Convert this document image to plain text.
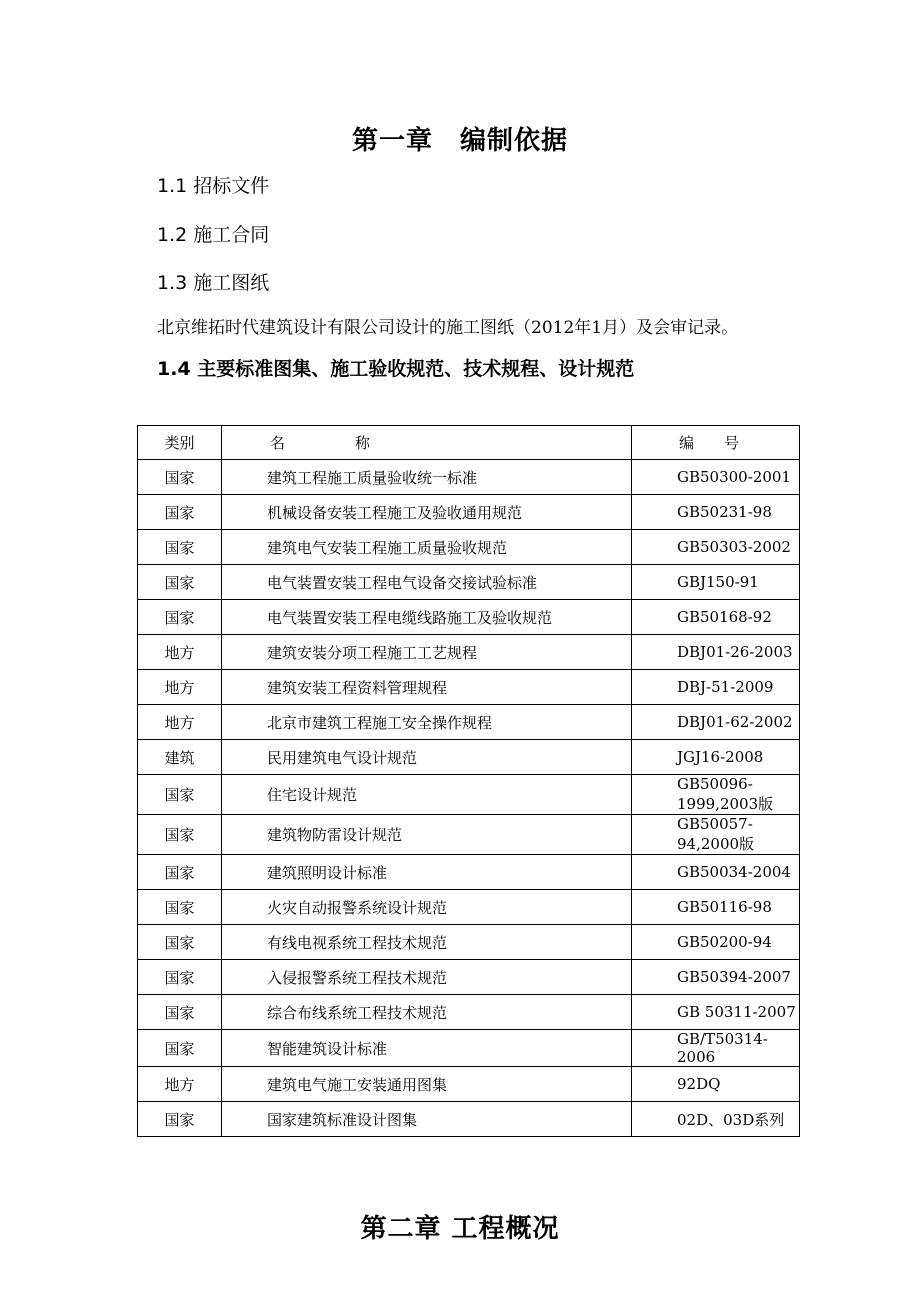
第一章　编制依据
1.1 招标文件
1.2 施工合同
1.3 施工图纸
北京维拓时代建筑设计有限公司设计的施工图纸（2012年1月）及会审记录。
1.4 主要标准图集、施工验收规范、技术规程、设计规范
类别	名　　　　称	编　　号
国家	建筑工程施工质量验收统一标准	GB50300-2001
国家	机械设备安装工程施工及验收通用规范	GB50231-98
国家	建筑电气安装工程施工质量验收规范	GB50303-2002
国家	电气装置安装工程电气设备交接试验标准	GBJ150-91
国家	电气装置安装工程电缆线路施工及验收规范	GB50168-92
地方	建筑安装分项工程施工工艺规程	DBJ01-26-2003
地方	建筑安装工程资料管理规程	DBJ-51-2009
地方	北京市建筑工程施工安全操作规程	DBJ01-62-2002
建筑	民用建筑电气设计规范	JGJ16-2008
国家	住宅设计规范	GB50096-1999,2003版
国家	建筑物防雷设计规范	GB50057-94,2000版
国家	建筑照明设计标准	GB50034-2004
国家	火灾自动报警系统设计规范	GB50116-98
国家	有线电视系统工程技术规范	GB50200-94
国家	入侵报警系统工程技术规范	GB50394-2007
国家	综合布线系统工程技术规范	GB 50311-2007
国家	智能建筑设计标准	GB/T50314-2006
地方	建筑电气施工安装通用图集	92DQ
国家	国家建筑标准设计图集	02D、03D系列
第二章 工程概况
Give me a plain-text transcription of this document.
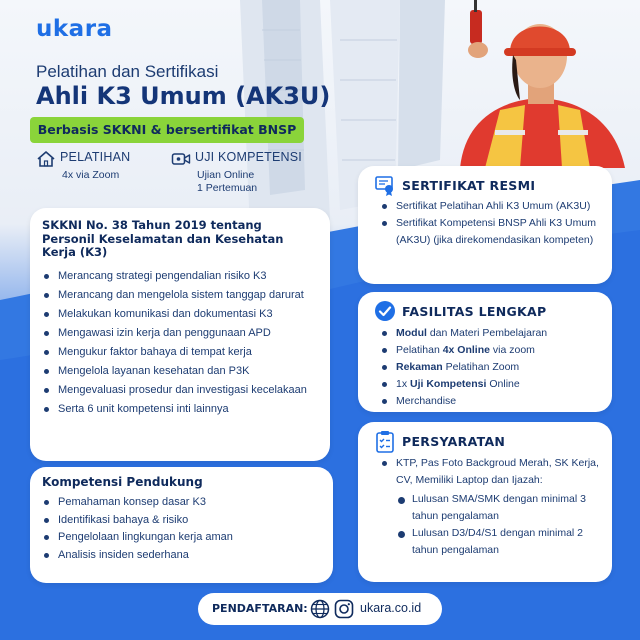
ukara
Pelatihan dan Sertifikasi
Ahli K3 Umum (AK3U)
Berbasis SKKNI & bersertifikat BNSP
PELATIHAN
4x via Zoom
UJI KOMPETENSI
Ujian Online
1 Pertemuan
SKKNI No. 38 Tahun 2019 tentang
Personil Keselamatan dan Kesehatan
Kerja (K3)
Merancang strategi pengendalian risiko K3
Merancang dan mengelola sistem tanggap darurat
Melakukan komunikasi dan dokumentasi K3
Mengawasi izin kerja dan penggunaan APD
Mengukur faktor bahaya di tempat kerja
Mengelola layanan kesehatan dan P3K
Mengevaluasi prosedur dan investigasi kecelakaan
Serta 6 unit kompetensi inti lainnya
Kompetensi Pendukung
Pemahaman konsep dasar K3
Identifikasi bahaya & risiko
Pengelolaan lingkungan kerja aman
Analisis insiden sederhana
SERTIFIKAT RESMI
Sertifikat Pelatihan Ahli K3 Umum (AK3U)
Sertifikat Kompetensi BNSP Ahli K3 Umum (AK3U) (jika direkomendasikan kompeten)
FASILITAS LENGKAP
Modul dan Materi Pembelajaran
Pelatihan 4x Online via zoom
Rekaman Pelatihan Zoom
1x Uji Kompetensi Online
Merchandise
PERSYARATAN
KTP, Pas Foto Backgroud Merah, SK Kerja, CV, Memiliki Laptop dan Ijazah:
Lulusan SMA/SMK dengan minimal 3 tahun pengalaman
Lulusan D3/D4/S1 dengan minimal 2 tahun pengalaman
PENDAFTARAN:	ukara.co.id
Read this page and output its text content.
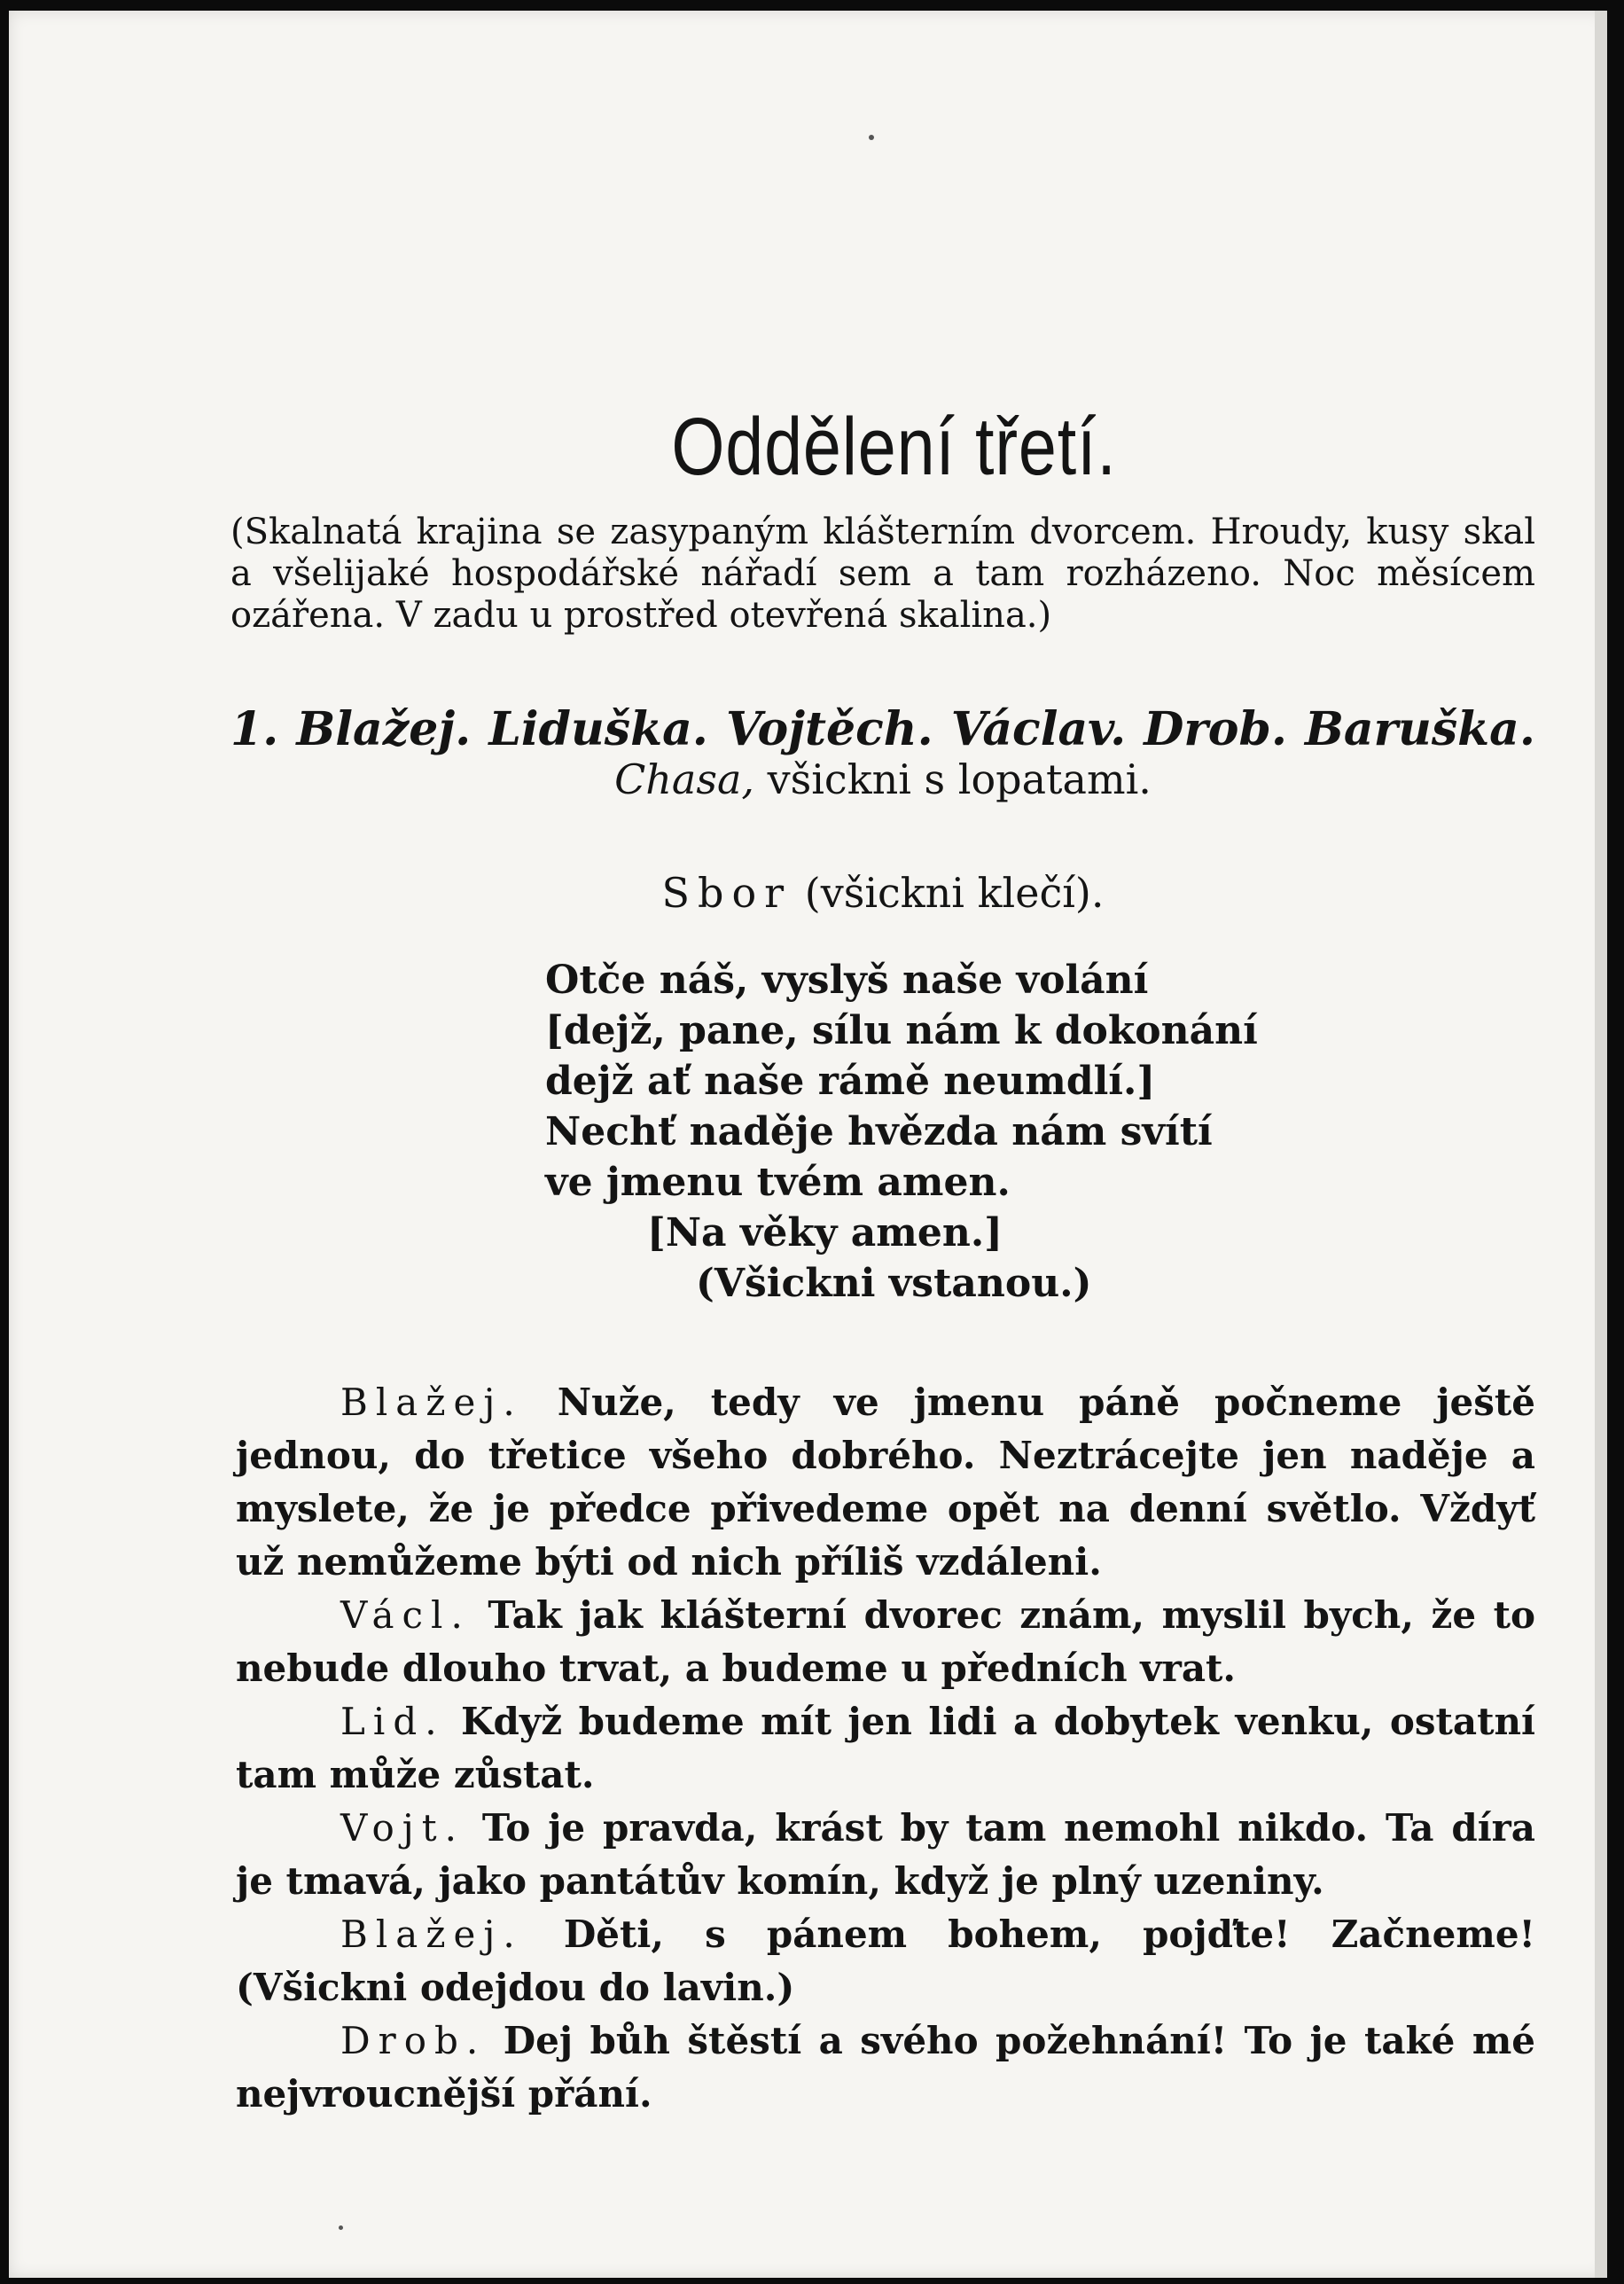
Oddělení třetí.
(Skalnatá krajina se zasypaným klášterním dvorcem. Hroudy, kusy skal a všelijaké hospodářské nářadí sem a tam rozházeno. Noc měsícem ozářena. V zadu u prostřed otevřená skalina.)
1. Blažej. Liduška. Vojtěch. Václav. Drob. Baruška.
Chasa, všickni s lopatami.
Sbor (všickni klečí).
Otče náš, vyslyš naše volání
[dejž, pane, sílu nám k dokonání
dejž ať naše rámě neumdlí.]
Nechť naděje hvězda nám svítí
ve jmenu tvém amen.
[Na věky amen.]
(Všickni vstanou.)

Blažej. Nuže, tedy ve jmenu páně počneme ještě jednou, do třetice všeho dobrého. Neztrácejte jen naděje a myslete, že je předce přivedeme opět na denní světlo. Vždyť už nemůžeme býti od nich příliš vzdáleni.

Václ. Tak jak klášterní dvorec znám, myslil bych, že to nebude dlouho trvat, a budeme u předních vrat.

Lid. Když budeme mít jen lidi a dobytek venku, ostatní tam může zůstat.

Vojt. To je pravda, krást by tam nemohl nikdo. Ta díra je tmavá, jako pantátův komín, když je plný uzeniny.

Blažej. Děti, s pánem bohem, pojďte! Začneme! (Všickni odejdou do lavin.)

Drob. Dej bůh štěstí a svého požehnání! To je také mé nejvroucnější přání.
──────
PROBLEM TO SOLVE | Copy the whole of the material above exactly, but not its images.

EXERCISE OUTPUT |
Convert this document image to plain text.
第一章　编制依据
1.1 招标文件
1.2 施工合同
1.3 施工图纸
北京维拓时代建筑设计有限公司设计的施工图纸（2012年1月）及会审记录。
1.4 主要标准图集、施工验收规范、技术规程、设计规范
类别	名　　　　称	编　　号
国家	建筑工程施工质量验收统一标准	GB50300-2001
国家	机械设备安装工程施工及验收通用规范	GB50231-98
国家	建筑电气安装工程施工质量验收规范	GB50303-2002
国家	电气装置安装工程电气设备交接试验标准	GBJ150-91
国家	电气装置安装工程电缆线路施工及验收规范	GB50168-92
地方	建筑安装分项工程施工工艺规程	DBJ01-26-2003
地方	建筑安装工程资料管理规程	DBJ-51-2009
地方	北京市建筑工程施工安全操作规程	DBJ01-62-2002
建筑	民用建筑电气设计规范	JGJ16-2008
国家	住宅设计规范	GB50096-1999,2003版
国家	建筑物防雷设计规范	GB50057-94,2000版
国家	建筑照明设计标准	GB50034-2004
国家	火灾自动报警系统设计规范	GB50116-98
国家	有线电视系统工程技术规范	GB50200-94
国家	入侵报警系统工程技术规范	GB50394-2007
国家	综合布线系统工程技术规范	GB 50311-2007
国家	智能建筑设计标准	GB/T50314-2006
地方	建筑电气施工安装通用图集	92DQ
国家	国家建筑标准设计图集	02D、03D系列
第二章 工程概况
Give me a plain-text transcription of this document.
ukara
Pelatihan dan Sertifikasi
Ahli K3 Umum (AK3U)
Berbasis SKKNI & bersertifikat BNSP
PELATIHAN
4x via Zoom
UJI KOMPETENSI
Ujian Online
1 Pertemuan
SKKNI No. 38 Tahun 2019 tentang
Personil Keselamatan dan Kesehatan
Kerja (K3)
Merancang strategi pengendalian risiko K3
Merancang dan mengelola sistem tanggap darurat
Melakukan komunikasi dan dokumentasi K3
Mengawasi izin kerja dan penggunaan APD
Mengukur faktor bahaya di tempat kerja
Mengelola layanan kesehatan dan P3K
Mengevaluasi prosedur dan investigasi kecelakaan
Serta 6 unit kompetensi inti lainnya
Kompetensi Pendukung
Pemahaman konsep dasar K3
Identifikasi bahaya & risiko
Pengelolaan lingkungan kerja aman
Analisis insiden sederhana
SERTIFIKAT RESMI
Sertifikat Pelatihan Ahli K3 Umum (AK3U)
Sertifikat Kompetensi BNSP Ahli K3 Umum (AK3U) (jika direkomendasikan kompeten)
FASILITAS LENGKAP
Modul dan Materi Pembelajaran
Pelatihan 4x Online via zoom
Rekaman Pelatihan Zoom
1x Uji Kompetensi Online
Merchandise
PERSYARATAN
KTP, Pas Foto Backgroud Merah, SK Kerja, CV, Memiliki Laptop dan Ijazah:
Lulusan SMA/SMK dengan minimal 3 tahun pengalaman
Lulusan D3/D4/S1 dengan minimal 2 tahun pengalaman
PENDAFTARAN:	ukara.co.id
Read this page and output its text content.
Oddělení třetí.
(Skalnatá krajina se zasypaným klášterním dvorcem. Hroudy, kusy skal a všelijaké hospodářské nářadí sem a tam rozházeno. Noc měsícem ozářena. V zadu u prostřed otevřená skalina.)
1. Blažej. Liduška. Vojtěch. Václav. Drob. Baruška.
Chasa, všickni s lopatami.
Sbor (všickni klečí).
Otče náš, vyslyš naše volání
[dejž, pane, sílu nám k dokonání
dejž ať naše rámě neumdlí.]
Nechť naděje hvězda nám svítí
ve jmenu tvém amen.
[Na věky amen.]
(Všickni vstanou.)

Blažej. Nuže, tedy ve jmenu páně počneme ještě jednou, do třetice všeho dobrého. Neztrácejte jen naděje a myslete, že je předce přivedeme opět na denní světlo. Vždyť už nemůžeme býti od nich příliš vzdáleni.

Václ. Tak jak klášterní dvorec znám, myslil bych, že to nebude dlouho trvat, a budeme u předních vrat.

Lid. Když budeme mít jen lidi a dobytek venku, ostatní tam může zůstat.

Vojt. To je pravda, krást by tam nemohl nikdo. Ta díra je tmavá, jako pantátův komín, když je plný uzeniny.

Blažej. Děti, s pánem bohem, pojďte! Začneme! (Všickni odejdou do lavin.)

Drob. Dej bůh štěstí a svého požehnání! To je také mé nejvroucnější přání.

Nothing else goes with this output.